▶ [DOCUMENT TEXT]:
▽

Energy and chemical operators are facing increased scrutiny around environment, social, and governance (ESG) practices. While pressure is mounting for operators, industrial equipment providers have faced limited pressure regarding ESG practices. Equipment providers have been focused on reducing the environmental footprint at their manufacturing plants by reducing energy and water consumption and increasing the role of renewables in their operations. Going forward equipment providers will need to be more active in helping operators reach ESG targets. This will be accomplished through repositioning product portfolios, introducing new products, and redefining their value proposition.
Industrial equipment providers will play a significant role in reducing emission, minimizing waste, and improving air quality in the energy industry. As operators publish sustainability reports they will need to continuously improve on key metrics such as GHG emissions, air quality, waste, spills, and incidence rates. In the near-term, operators will continue to rely on operational improvements, fuel switching, and routine maintenance to improve these metrics. Long-term, operators will have to rely on equipment providers to achieve ESG targets. As investors pressure operators to increase transparency, the need for equipment monitoring, leak detection sensors, and other digital equipment will grow. Technological innovation in equipment is also needed as operators are increasingly interested in equipment which consumes less energy, is light weight, and has a smaller footprint.

△

▶ [DATASET ENTRIES]:

▽

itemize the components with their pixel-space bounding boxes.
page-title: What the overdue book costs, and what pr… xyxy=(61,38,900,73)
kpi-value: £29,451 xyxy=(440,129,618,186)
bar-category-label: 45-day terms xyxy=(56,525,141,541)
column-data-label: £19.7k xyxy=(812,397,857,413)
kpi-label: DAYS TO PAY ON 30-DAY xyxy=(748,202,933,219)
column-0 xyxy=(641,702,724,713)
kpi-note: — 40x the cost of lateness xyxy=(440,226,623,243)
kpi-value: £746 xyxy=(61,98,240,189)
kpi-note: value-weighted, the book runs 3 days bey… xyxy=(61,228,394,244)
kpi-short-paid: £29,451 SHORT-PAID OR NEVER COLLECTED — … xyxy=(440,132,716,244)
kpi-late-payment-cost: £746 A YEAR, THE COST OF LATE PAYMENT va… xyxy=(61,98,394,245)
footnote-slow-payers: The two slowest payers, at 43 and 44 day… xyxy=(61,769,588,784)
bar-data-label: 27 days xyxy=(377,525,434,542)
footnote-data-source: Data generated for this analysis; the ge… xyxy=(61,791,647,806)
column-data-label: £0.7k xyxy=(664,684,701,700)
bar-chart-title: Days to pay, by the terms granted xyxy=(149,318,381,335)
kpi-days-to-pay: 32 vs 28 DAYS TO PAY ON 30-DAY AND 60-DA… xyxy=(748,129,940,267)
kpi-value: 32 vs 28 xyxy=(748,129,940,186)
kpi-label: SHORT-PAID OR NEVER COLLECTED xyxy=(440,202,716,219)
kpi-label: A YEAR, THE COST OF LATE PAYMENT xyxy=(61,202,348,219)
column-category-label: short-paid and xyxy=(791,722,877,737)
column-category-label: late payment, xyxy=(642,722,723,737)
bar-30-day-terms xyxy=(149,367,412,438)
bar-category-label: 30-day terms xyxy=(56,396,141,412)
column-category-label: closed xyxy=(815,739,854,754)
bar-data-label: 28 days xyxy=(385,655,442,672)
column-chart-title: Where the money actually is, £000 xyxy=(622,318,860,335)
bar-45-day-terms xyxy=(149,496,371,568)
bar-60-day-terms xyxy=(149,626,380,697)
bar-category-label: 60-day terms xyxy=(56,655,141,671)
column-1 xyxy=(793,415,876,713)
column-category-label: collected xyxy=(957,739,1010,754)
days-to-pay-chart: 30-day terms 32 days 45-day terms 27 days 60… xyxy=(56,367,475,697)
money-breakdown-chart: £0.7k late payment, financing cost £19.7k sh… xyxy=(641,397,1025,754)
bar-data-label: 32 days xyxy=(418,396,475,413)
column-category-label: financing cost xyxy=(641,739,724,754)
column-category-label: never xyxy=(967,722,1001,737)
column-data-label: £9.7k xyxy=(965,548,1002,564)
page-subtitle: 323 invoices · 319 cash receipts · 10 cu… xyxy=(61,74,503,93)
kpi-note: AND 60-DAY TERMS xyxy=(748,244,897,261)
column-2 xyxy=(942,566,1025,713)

△

▶ [WORK TO COMPLETE]:
A: In the equipment-provider text, what will operators keep relying on in the near term to improve their key metrics?
B: Please print the stretch of the equipment-provider text from "Industrial equipment providers will" through "a smaller footprint.".

▶ [ANSWERS TO THE EXERCISES]:
A: Operational improvements, fuel switching, and routine maintenance.

B:
Industrial equipment providers will play a significant role in reducing emission, minimizing waste, and improving air quality in the energy industry. As operators publish sustainability reports they will need to continuously improve on key metrics such as GHG emissions, air quality, waste, spills, and incidence rates. In the near-term, operators will continue to rely on operational improvements, fuel switching, and routine maintenance to improve these metrics. Long-term, operators will have to rely on equipment providers to achieve ESG targets. As investors pressure operators to increase transparency, the need for equipment monitoring, leak detection sensors, and other digital equipment will grow. Technological innovation in equipment is also needed as operators are increasingly interested in equipment which consumes less energy, is light weight, and has a smaller footprint.